Problem details:
From the speech on the theater report, list each step that it says should be taken regarding the Childers Street theatre.

— START OF Selection —

That, of course, leaves open some of the proposals floating about in relation to section 19, should those proposals still be there. But the bottom line is certainly that a lyric theatre is something the Territory itself simply cannot afford. I am not going to dwell on any other part of the report, because Dr Kinloch is going to speak on some other specific areas and Bill Wood has already given a broad overview. But I will talk briefly about the Childers Street theatre.

This is a very popular little theatre situated in an area of Canberra that logically at some future stage is a prime candidate for redevelopment. It is sitting on prime real estate, and the committee appreciated that perhaps that area would be redeveloped not before too long, simply because of where it is. Accordingly, we saw the need for that theatre to be refurbished but that should be done at minimal cost and it should be available for use by community theatre groups. We felt it best that the management of that theatre should be vested in a management committee, comprising members of those groups using the theatre. As an interim measure, that theatre should be made available for use by community theatre groups, subject to the appropriate fire and safety regulations and by-laws which are applicable to that complex. The cost, I think, should be minimal in relation to refurbishing that theatre, because in all probability at some future stage those buildings there will be demolished. Some very good redevelopment could go on there, and I would imagine that in the long term whatever redevelopment took place would incorporate a small theatre to replace the existing Childers Street theatre.

— END OF Selection —
— START OF Dataset —

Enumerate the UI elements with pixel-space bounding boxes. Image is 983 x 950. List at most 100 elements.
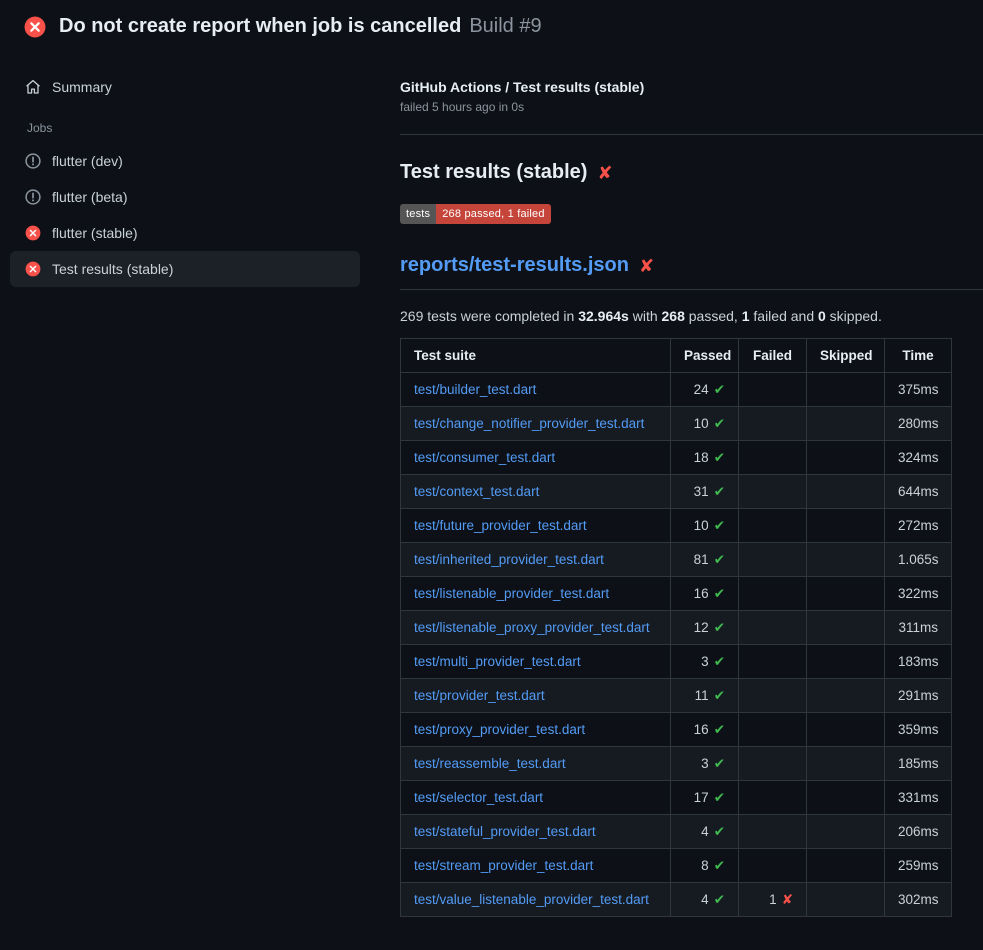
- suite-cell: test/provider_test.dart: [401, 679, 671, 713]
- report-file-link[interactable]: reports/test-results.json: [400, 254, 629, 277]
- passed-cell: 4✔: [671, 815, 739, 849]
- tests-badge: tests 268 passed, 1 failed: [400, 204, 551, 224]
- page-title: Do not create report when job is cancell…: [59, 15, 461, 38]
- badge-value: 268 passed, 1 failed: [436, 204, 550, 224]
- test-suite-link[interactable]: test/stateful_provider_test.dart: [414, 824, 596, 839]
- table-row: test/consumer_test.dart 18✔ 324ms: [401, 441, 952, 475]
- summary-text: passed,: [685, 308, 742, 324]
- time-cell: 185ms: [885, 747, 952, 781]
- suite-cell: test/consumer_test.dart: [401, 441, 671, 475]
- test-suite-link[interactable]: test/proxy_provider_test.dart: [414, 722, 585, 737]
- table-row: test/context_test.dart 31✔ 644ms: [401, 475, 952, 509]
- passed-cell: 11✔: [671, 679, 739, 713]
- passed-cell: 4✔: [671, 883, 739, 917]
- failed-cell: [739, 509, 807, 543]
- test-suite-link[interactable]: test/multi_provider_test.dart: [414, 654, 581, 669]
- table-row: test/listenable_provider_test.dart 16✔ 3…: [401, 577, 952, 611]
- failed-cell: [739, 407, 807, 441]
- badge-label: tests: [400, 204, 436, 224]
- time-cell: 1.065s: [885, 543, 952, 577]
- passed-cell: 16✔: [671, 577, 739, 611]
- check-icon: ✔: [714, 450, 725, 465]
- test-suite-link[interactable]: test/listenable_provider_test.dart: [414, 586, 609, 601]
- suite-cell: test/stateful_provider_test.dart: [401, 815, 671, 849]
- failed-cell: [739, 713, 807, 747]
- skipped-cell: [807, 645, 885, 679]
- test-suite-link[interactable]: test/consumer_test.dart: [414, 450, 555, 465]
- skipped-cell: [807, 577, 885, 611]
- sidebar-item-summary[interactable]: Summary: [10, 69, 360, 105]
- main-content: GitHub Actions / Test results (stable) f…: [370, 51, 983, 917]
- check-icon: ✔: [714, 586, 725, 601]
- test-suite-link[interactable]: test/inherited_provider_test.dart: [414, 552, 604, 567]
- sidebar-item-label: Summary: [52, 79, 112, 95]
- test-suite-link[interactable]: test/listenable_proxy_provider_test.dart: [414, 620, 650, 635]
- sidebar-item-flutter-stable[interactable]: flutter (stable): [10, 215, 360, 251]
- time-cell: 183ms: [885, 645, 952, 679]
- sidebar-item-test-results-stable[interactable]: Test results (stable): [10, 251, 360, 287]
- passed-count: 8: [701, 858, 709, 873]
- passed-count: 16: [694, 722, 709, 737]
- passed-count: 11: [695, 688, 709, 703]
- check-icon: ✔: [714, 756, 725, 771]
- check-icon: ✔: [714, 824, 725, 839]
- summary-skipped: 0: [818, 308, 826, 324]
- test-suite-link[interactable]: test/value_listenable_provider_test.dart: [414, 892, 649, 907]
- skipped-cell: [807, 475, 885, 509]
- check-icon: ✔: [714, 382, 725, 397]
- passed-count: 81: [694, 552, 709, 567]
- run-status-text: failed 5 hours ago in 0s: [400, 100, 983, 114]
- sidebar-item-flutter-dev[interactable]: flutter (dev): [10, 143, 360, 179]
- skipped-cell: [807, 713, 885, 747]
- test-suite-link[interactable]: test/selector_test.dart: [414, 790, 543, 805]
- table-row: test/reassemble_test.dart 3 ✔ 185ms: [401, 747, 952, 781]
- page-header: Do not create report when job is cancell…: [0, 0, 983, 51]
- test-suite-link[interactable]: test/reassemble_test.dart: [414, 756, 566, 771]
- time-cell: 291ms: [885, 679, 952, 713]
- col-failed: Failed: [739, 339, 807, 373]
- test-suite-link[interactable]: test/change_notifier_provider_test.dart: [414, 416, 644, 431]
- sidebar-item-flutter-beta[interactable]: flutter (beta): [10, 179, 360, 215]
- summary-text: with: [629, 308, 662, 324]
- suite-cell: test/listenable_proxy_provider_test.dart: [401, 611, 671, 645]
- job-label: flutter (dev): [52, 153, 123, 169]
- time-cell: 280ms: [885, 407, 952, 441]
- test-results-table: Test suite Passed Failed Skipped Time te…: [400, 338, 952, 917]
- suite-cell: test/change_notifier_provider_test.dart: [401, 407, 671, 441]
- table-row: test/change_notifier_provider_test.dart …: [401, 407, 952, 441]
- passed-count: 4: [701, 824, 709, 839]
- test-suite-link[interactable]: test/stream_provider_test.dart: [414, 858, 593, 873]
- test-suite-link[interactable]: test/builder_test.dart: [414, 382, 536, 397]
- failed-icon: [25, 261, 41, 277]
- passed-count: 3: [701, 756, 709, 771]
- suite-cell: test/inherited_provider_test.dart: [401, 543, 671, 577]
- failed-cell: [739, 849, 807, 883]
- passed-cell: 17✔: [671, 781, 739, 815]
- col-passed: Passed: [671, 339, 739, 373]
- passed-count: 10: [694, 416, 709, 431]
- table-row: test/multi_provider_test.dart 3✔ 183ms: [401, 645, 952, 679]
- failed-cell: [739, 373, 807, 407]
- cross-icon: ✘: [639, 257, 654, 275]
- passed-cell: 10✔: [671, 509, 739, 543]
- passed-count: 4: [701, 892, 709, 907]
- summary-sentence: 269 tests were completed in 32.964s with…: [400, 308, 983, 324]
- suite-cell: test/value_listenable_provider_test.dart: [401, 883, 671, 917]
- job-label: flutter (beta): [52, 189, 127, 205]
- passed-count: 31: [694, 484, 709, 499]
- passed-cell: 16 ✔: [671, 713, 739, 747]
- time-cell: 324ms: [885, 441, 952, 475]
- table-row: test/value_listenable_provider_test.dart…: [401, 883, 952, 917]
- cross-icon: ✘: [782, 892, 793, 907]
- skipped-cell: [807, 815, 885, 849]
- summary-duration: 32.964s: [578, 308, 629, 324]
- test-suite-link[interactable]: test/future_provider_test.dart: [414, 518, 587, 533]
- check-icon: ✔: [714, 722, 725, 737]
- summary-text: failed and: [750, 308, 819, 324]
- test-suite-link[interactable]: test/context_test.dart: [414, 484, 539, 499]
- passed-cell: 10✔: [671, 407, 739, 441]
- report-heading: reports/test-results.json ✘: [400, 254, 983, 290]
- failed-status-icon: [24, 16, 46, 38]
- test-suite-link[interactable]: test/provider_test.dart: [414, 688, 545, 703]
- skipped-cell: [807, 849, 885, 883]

— END OF Dataset —

Solution:
- Refurbish the theater at minimal cost.
- Make it available for use by community theater groups.
- Vest its management in a management committee made up of members of the groups using it.
- As an interim measure, make it available to community theater groups, subject to the fire and safety regulations and by-laws that apply to that complex.